> **Task material**
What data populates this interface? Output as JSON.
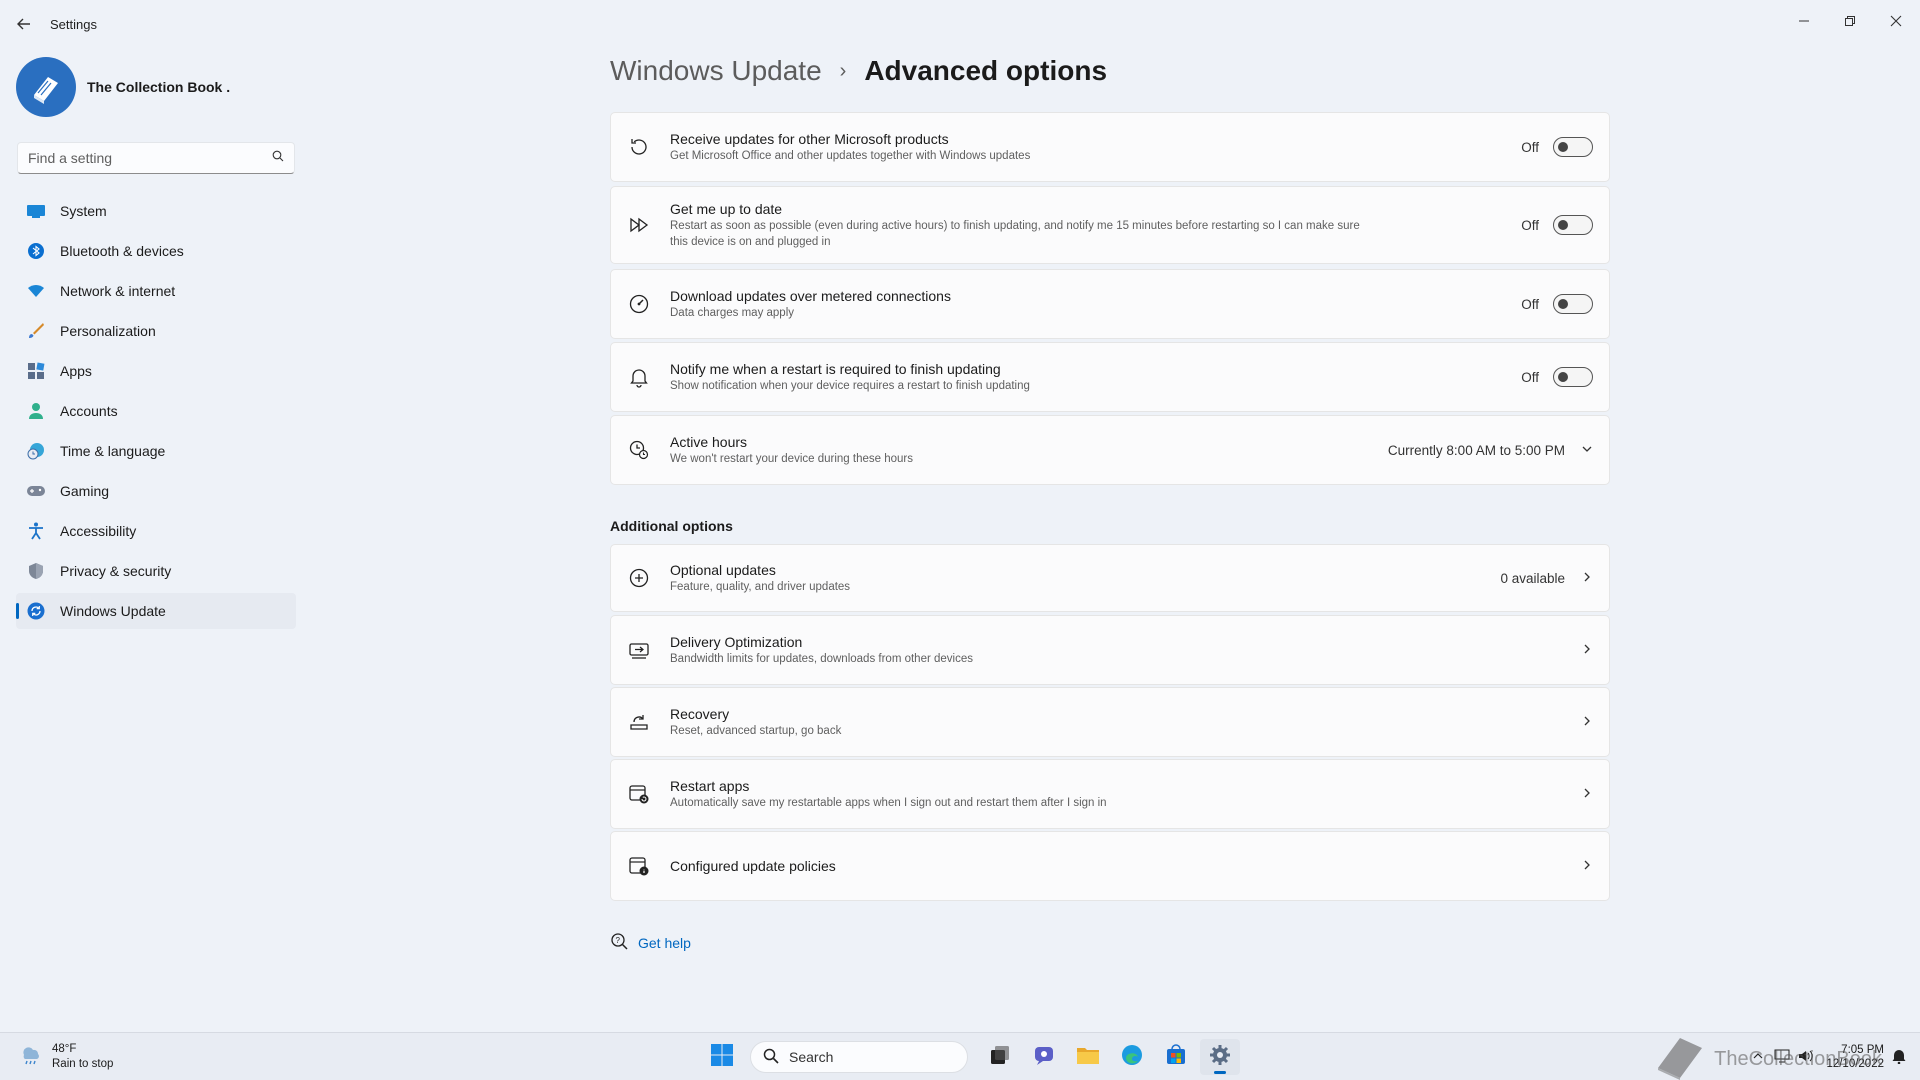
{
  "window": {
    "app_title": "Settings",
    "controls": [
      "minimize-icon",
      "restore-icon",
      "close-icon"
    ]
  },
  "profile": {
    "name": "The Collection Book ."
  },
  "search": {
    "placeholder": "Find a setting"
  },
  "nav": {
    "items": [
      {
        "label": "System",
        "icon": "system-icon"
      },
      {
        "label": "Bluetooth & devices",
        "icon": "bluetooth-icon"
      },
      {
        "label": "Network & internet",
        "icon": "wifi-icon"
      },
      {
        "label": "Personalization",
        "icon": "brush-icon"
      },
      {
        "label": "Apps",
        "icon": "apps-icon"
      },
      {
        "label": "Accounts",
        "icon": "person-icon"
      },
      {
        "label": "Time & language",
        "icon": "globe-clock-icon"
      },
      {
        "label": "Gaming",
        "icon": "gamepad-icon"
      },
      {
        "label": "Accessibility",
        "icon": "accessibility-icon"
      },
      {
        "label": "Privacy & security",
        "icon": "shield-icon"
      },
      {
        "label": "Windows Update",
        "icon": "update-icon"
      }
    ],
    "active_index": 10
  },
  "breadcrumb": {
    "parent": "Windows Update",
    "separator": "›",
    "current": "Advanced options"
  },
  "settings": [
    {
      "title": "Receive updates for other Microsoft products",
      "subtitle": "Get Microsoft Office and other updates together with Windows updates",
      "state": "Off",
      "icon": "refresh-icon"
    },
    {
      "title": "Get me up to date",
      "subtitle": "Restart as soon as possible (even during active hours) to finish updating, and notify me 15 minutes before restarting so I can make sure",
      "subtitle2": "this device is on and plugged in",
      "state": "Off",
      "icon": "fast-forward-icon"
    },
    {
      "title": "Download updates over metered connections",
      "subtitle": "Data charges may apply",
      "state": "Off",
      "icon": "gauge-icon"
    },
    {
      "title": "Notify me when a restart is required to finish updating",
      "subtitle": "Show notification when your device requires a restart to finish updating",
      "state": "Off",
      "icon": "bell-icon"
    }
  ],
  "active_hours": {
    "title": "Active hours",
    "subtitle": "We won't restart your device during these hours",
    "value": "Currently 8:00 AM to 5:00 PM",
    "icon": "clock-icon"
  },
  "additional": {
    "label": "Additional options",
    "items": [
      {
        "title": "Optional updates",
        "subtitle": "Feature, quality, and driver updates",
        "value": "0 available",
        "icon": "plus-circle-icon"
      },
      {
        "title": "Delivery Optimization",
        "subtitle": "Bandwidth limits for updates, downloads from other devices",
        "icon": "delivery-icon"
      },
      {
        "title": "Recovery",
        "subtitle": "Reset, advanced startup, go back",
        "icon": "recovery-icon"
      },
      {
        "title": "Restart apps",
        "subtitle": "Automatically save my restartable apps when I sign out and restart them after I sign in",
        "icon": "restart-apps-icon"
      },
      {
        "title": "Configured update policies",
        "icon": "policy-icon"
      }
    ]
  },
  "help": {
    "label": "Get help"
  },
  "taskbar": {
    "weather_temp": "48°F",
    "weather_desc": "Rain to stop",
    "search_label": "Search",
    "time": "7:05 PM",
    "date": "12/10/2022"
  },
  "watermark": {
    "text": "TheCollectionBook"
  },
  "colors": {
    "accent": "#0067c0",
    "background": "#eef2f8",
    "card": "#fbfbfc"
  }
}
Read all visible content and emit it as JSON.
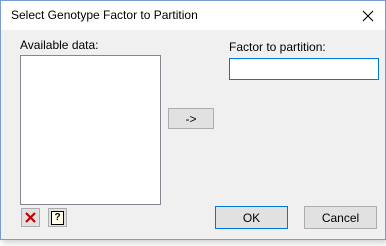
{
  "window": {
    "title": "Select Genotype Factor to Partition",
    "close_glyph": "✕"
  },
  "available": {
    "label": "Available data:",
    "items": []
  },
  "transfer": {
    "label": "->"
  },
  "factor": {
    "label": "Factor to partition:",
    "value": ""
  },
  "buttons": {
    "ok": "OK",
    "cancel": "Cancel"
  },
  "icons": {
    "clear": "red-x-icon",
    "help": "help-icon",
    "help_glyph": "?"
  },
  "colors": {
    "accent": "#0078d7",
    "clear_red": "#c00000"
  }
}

> **What is required**
The records above need to be restated word for word, with the pictures left out.

> **Correct response**
What data populates this interface? Output as JSON.
{
  "window": {
    "app_title": "Settings",
    "controls": [
      "minimize-icon",
      "restore-icon",
      "close-icon"
    ]
  },
  "profile": {
    "name": "The Collection Book ."
  },
  "search": {
    "placeholder": "Find a setting"
  },
  "nav": {
    "items": [
      {
        "label": "System",
        "icon": "system-icon"
      },
      {
        "label": "Bluetooth & devices",
        "icon": "bluetooth-icon"
      },
      {
        "label": "Network & internet",
        "icon": "wifi-icon"
      },
      {
        "label": "Personalization",
        "icon": "brush-icon"
      },
      {
        "label": "Apps",
        "icon": "apps-icon"
      },
      {
        "label": "Accounts",
        "icon": "person-icon"
      },
      {
        "label": "Time & language",
        "icon": "globe-clock-icon"
      },
      {
        "label": "Gaming",
        "icon": "gamepad-icon"
      },
      {
        "label": "Accessibility",
        "icon": "accessibility-icon"
      },
      {
        "label": "Privacy & security",
        "icon": "shield-icon"
      },
      {
        "label": "Windows Update",
        "icon": "update-icon"
      }
    ],
    "active_index": 10
  },
  "breadcrumb": {
    "parent": "Windows Update",
    "separator": "›",
    "current": "Advanced options"
  },
  "settings": [
    {
      "title": "Receive updates for other Microsoft products",
      "subtitle": "Get Microsoft Office and other updates together with Windows updates",
      "state": "Off",
      "icon": "refresh-icon"
    },
    {
      "title": "Get me up to date",
      "subtitle": "Restart as soon as possible (even during active hours) to finish updating, and notify me 15 minutes before restarting so I can make sure",
      "subtitle2": "this device is on and plugged in",
      "state": "Off",
      "icon": "fast-forward-icon"
    },
    {
      "title": "Download updates over metered connections",
      "subtitle": "Data charges may apply",
      "state": "Off",
      "icon": "gauge-icon"
    },
    {
      "title": "Notify me when a restart is required to finish updating",
      "subtitle": "Show notification when your device requires a restart to finish updating",
      "state": "Off",
      "icon": "bell-icon"
    }
  ],
  "active_hours": {
    "title": "Active hours",
    "subtitle": "We won't restart your device during these hours",
    "value": "Currently 8:00 AM to 5:00 PM",
    "icon": "clock-icon"
  },
  "additional": {
    "label": "Additional options",
    "items": [
      {
        "title": "Optional updates",
        "subtitle": "Feature, quality, and driver updates",
        "value": "0 available",
        "icon": "plus-circle-icon"
      },
      {
        "title": "Delivery Optimization",
        "subtitle": "Bandwidth limits for updates, downloads from other devices",
        "icon": "delivery-icon"
      },
      {
        "title": "Recovery",
        "subtitle": "Reset, advanced startup, go back",
        "icon": "recovery-icon"
      },
      {
        "title": "Restart apps",
        "subtitle": "Automatically save my restartable apps when I sign out and restart them after I sign in",
        "icon": "restart-apps-icon"
      },
      {
        "title": "Configured update policies",
        "icon": "policy-icon"
      }
    ]
  },
  "help": {
    "label": "Get help"
  },
  "taskbar": {
    "weather_temp": "48°F",
    "weather_desc": "Rain to stop",
    "search_label": "Search",
    "time": "7:05 PM",
    "date": "12/10/2022"
  },
  "watermark": {
    "text": "TheCollectionBook"
  },
  "colors": {
    "accent": "#0067c0",
    "background": "#eef2f8",
    "card": "#fbfbfc"
  }
}
Read all visible content and emit it as JSON.
{
  "window": {
    "title": "Select Genotype Factor to Partition",
    "close_glyph": "✕"
  },
  "available": {
    "label": "Available data:",
    "items": []
  },
  "transfer": {
    "label": "->"
  },
  "factor": {
    "label": "Factor to partition:",
    "value": ""
  },
  "buttons": {
    "ok": "OK",
    "cancel": "Cancel"
  },
  "icons": {
    "clear": "red-x-icon",
    "help": "help-icon",
    "help_glyph": "?"
  },
  "colors": {
    "accent": "#0078d7",
    "clear_red": "#c00000"
  }
}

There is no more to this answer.